Bereitgestellter Auszug >>
=-=-=-=-=

1.) POLSKI JAZZ ENSEMBLE, SPRECHER GERT WESTPHAL:
CHORAL / KRZYSZTOF KOMEDA - STANISŁAW LEC: FREIHEIT, GLEICHHEIT, 
BRÜDERLICHKEIT (“Der Walzer vom Weltenende  – Jazz & Lyrik aus Polen“, rec. 
1985. Auswahl und Zusammenstellung: J. E. Berendt. WERGO-LP).

2.) ANNA MARIA JOPEK & ENSEMBLE:
KOŁYSANKA ROSEMARY/ KRZYSZTOF KOMEDA (“Barefoot“, rec. 1999.   
A.M. Jopek, voc, Marcin Wasilewski Trio & Tomasz Stańko, trumpet. Universal Polska-CD).

3.) ZBIGNIEW SEIFERT (1946-1979):
     BIRDS („Solo Violin“, rec.1976. EMI/Polonia Rec.-LP).

4.) ZBIGNIEW SEIFERT - ALBERT MANGELSDORFF DUO:
     RUBATO (“We’ll Remember Zbiggy“, rec. 1976 Donaueschinger Musiktage. Z. Seifert,
violine, A. Mangelsdorff, trombone. Moods Records-LP).

=-=-=-=-=

Vorliegende Daten >>

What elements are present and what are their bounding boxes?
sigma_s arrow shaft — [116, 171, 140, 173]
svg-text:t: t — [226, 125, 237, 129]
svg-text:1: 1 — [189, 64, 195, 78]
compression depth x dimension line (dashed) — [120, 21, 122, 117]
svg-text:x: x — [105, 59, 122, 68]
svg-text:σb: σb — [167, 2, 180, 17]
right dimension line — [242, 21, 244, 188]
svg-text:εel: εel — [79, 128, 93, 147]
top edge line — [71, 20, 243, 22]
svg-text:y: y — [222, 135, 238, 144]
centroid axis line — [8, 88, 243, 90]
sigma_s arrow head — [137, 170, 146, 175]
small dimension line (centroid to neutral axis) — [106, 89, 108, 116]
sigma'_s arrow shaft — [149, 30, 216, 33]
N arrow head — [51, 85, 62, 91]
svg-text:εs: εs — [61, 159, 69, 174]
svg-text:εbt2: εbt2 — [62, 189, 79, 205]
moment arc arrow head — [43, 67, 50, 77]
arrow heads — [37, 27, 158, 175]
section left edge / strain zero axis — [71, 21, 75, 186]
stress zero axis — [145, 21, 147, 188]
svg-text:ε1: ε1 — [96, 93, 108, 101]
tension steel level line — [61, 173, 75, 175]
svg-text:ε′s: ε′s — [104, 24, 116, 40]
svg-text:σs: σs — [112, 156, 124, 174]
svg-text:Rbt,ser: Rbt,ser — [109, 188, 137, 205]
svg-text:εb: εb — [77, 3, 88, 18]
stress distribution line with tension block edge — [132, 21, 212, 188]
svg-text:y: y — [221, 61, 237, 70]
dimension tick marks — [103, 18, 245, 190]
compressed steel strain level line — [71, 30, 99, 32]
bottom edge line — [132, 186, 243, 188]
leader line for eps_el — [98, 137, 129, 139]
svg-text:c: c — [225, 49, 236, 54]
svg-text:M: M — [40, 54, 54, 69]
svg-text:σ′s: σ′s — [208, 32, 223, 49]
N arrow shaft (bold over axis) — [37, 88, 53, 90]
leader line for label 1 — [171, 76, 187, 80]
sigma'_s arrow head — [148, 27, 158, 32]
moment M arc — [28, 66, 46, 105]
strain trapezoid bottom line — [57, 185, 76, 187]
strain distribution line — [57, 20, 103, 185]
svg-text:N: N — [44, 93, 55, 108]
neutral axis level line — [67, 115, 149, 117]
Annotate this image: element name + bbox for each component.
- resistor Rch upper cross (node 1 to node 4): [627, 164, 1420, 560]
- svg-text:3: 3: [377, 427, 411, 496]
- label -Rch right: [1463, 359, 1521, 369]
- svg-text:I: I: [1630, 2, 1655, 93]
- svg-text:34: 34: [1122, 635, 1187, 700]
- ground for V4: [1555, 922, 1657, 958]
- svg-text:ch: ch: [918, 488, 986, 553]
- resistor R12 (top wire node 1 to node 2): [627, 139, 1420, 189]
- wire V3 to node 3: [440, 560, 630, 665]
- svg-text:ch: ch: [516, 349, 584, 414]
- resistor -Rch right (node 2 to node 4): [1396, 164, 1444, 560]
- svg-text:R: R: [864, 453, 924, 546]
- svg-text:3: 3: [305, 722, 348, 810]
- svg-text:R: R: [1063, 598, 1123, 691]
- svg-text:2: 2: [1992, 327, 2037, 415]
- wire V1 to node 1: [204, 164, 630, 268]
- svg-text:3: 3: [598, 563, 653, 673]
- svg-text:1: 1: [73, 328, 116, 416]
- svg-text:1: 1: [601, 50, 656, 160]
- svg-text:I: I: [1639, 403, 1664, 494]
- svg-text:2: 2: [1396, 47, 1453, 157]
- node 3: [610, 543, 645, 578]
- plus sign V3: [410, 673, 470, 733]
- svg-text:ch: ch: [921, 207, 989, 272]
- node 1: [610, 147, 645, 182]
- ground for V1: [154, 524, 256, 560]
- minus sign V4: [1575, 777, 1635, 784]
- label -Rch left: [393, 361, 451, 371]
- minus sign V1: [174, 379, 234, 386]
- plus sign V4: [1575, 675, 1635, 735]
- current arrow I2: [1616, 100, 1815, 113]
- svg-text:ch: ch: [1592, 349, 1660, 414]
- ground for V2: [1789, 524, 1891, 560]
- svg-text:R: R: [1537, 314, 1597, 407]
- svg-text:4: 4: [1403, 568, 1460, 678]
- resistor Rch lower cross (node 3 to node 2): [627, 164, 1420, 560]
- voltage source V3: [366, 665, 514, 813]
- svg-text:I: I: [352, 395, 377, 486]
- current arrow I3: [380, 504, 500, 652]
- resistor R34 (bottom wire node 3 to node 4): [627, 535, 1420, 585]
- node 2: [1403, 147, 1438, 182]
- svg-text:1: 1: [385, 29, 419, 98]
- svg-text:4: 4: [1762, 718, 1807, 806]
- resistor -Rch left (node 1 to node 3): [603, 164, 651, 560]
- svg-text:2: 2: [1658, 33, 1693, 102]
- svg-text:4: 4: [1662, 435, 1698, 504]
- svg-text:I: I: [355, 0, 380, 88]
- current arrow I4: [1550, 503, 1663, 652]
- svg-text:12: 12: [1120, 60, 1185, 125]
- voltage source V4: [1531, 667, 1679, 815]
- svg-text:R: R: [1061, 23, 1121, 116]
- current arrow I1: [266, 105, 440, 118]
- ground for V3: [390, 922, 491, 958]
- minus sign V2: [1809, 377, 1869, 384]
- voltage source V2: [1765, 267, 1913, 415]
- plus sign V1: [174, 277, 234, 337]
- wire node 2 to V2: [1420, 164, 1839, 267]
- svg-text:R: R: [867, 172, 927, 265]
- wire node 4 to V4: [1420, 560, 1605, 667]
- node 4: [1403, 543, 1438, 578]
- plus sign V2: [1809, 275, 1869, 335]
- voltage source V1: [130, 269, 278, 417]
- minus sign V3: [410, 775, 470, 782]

=-=-=-=-=

Worum es geht >>
Schreiben Sie aus der Titelliste zum polnischen Jazz den Abschnitt von „1985. Auswahl und“ bis „trombone. Moods Records-LP).“ wortgetreu ab. Als Grundlage dient allein die Titelliste zum polnischen Jazz.

Das Ergebnis >>
1985. Auswahl und Zusammenstellung: J. E. Berendt. WERGO-LP).

2.) ANNA MARIA JOPEK & ENSEMBLE:
KOŁYSANKA ROSEMARY/ KRZYSZTOF KOMEDA (“Barefoot“, rec. 1999.   
A.M. Jopek, voc, Marcin Wasilewski Trio & Tomasz Stańko, trumpet. Universal Polska-CD).

3.) ZBIGNIEW SEIFERT (1946-1979):
     BIRDS („Solo Violin“, rec.1976. EMI/Polonia Rec.-LP).

4.) ZBIGNIEW SEIFERT - ALBERT MANGELSDORFF DUO:
     RUBATO (“We’ll Remember Zbiggy“, rec. 1976 Donaueschinger Musiktage. Z. Seifert,
violine, A. Mangelsdorff, trombone. Moods Records-LP).